──────── Record set ────────

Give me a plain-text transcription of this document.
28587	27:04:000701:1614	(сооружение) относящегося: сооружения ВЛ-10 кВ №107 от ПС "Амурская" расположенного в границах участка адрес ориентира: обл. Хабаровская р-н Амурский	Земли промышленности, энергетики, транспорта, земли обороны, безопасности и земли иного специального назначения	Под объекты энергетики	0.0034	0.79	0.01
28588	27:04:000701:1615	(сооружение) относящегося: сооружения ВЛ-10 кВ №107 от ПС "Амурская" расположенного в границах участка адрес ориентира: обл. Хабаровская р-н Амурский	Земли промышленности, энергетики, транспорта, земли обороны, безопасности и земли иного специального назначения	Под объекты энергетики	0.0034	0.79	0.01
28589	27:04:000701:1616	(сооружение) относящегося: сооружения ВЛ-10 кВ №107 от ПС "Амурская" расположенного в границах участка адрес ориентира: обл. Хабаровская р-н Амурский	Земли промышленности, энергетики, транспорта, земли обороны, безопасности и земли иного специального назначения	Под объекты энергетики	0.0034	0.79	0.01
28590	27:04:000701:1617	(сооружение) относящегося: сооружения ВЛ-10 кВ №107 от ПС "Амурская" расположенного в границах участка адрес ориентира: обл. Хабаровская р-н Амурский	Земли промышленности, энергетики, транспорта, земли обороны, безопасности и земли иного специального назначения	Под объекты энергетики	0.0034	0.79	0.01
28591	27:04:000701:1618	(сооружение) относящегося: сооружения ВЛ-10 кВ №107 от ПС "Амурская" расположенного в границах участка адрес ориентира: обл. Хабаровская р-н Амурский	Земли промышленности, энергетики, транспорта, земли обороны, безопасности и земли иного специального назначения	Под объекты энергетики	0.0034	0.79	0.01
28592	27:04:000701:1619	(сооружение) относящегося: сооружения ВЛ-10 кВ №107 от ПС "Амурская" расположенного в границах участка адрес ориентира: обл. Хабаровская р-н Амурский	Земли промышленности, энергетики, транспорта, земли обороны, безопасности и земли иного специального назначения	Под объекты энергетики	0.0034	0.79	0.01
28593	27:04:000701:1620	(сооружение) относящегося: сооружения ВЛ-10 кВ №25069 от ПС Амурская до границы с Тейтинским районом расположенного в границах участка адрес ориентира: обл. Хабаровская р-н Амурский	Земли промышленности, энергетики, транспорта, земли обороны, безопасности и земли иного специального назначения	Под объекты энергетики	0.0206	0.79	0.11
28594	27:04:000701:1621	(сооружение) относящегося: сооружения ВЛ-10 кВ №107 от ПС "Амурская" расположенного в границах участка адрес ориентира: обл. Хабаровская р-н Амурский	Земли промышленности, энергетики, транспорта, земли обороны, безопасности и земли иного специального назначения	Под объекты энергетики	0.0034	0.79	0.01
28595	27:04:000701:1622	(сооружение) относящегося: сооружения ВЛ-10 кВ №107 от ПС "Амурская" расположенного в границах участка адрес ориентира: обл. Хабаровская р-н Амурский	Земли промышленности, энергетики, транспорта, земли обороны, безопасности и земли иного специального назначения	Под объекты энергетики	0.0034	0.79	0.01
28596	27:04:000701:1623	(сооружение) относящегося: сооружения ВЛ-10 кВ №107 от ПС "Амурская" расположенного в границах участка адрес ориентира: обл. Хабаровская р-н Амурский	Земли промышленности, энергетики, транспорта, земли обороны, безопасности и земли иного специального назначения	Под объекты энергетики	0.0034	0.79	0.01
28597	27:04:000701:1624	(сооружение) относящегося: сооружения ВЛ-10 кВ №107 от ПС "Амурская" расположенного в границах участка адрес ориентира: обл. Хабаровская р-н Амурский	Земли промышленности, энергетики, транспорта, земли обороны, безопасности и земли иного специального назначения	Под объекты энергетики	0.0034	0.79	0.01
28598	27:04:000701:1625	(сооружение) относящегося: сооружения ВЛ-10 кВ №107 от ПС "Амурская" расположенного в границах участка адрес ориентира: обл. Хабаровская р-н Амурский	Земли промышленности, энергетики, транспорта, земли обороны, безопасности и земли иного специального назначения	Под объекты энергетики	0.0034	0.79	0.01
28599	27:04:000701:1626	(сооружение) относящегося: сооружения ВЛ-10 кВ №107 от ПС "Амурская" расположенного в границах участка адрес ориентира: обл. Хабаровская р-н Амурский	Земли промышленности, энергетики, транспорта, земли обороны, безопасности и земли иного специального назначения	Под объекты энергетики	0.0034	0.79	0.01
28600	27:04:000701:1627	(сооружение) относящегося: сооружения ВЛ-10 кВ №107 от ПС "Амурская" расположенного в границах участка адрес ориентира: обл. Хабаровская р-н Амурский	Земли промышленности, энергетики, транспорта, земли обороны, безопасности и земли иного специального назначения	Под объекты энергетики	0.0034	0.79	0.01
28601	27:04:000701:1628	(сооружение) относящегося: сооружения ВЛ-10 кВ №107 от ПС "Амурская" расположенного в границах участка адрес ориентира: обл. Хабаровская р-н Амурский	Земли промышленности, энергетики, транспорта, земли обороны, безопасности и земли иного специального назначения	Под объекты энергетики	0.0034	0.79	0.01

────────

● Your goal:
Make an exact copy of every entry.

● Result of this exercise:
Give me a plain-text transcription of this document.
28587	27:04:000701:1614	(сооружение) относящегося: сооружения ВЛ-10 кВ №107 от ПС "Амурская" расположенного в границах участка адрес ориентира: обл. Хабаровская р-н Амурский	Земли промышленности, энергетики, транспорта, земли обороны, безопасности и земли иного специального назначения	Под объекты энергетики	0.0034	0.79	0.01
28588	27:04:000701:1615	(сооружение) относящегося: сооружения ВЛ-10 кВ №107 от ПС "Амурская" расположенного в границах участка адрес ориентира: обл. Хабаровская р-н Амурский	Земли промышленности, энергетики, транспорта, земли обороны, безопасности и земли иного специального назначения	Под объекты энергетики	0.0034	0.79	0.01
28589	27:04:000701:1616	(сооружение) относящегося: сооружения ВЛ-10 кВ №107 от ПС "Амурская" расположенного в границах участка адрес ориентира: обл. Хабаровская р-н Амурский	Земли промышленности, энергетики, транспорта, земли обороны, безопасности и земли иного специального назначения	Под объекты энергетики	0.0034	0.79	0.01
28590	27:04:000701:1617	(сооружение) относящегося: сооружения ВЛ-10 кВ №107 от ПС "Амурская" расположенного в границах участка адрес ориентира: обл. Хабаровская р-н Амурский	Земли промышленности, энергетики, транспорта, земли обороны, безопасности и земли иного специального назначения	Под объекты энергетики	0.0034	0.79	0.01
28591	27:04:000701:1618	(сооружение) относящегося: сооружения ВЛ-10 кВ №107 от ПС "Амурская" расположенного в границах участка адрес ориентира: обл. Хабаровская р-н Амурский	Земли промышленности, энергетики, транспорта, земли обороны, безопасности и земли иного специального назначения	Под объекты энергетики	0.0034	0.79	0.01
28592	27:04:000701:1619	(сооружение) относящегося: сооружения ВЛ-10 кВ №107 от ПС "Амурская" расположенного в границах участка адрес ориентира: обл. Хабаровская р-н Амурский	Земли промышленности, энергетики, транспорта, земли обороны, безопасности и земли иного специального назначения	Под объекты энергетики	0.0034	0.79	0.01
28593	27:04:000701:1620	(сооружение) относящегося: сооружения ВЛ-10 кВ №25069 от ПС Амурская до границы с Тейтинским районом расположенного в границах участка адрес ориентира: обл. Хабаровская р-н Амурский	Земли промышленности, энергетики, транспорта, земли обороны, безопасности и земли иного специального назначения	Под объекты энергетики	0.0206	0.79	0.11
28594	27:04:000701:1621	(сооружение) относящегося: сооружения ВЛ-10 кВ №107 от ПС "Амурская" расположенного в границах участка адрес ориентира: обл. Хабаровская р-н Амурский	Земли промышленности, энергетики, транспорта, земли обороны, безопасности и земли иного специального назначения	Под объекты энергетики	0.0034	0.79	0.01
28595	27:04:000701:1622	(сооружение) относящегося: сооружения ВЛ-10 кВ №107 от ПС "Амурская" расположенного в границах участка адрес ориентира: обл. Хабаровская р-н Амурский	Земли промышленности, энергетики, транспорта, земли обороны, безопасности и земли иного специального назначения	Под объекты энергетики	0.0034	0.79	0.01
28596	27:04:000701:1623	(сооружение) относящегося: сооружения ВЛ-10 кВ №107 от ПС "Амурская" расположенного в границах участка адрес ориентира: обл. Хабаровская р-н Амурский	Земли промышленности, энергетики, транспорта, земли обороны, безопасности и земли иного специального назначения	Под объекты энергетики	0.0034	0.79	0.01
28597	27:04:000701:1624	(сооружение) относящегося: сооружения ВЛ-10 кВ №107 от ПС "Амурская" расположенного в границах участка адрес ориентира: обл. Хабаровская р-н Амурский	Земли промышленности, энергетики, транспорта, земли обороны, безопасности и земли иного специального назначения	Под объекты энергетики	0.0034	0.79	0.01
28598	27:04:000701:1625	(сооружение) относящегося: сооружения ВЛ-10 кВ №107 от ПС "Амурская" расположенного в границах участка адрес ориентира: обл. Хабаровская р-н Амурский	Земли промышленности, энергетики, транспорта, земли обороны, безопасности и земли иного специального назначения	Под объекты энергетики	0.0034	0.79	0.01
28599	27:04:000701:1626	(сооружение) относящегося: сооружения ВЛ-10 кВ №107 от ПС "Амурская" расположенного в границах участка адрес ориентира: обл. Хабаровская р-н Амурский	Земли промышленности, энергетики, транспорта, земли обороны, безопасности и земли иного специального назначения	Под объекты энергетики	0.0034	0.79	0.01
28600	27:04:000701:1627	(сооружение) относящегося: сооружения ВЛ-10 кВ №107 от ПС "Амурская" расположенного в границах участка адрес ориентира: обл. Хабаровская р-н Амурский	Земли промышленности, энергетики, транспорта, земли обороны, безопасности и земли иного специального назначения	Под объекты энергетики	0.0034	0.79	0.01
28601	27:04:000701:1628	(сооружение) относящегося: сооружения ВЛ-10 кВ №107 от ПС "Амурская" расположенного в границах участка адрес ориентира: обл. Хабаровская р-н Амурский	Земли промышленности, энергетики, транспорта, земли обороны, безопасности и земли иного специального назначения	Под объекты энергетики	0.0034	0.79	0.01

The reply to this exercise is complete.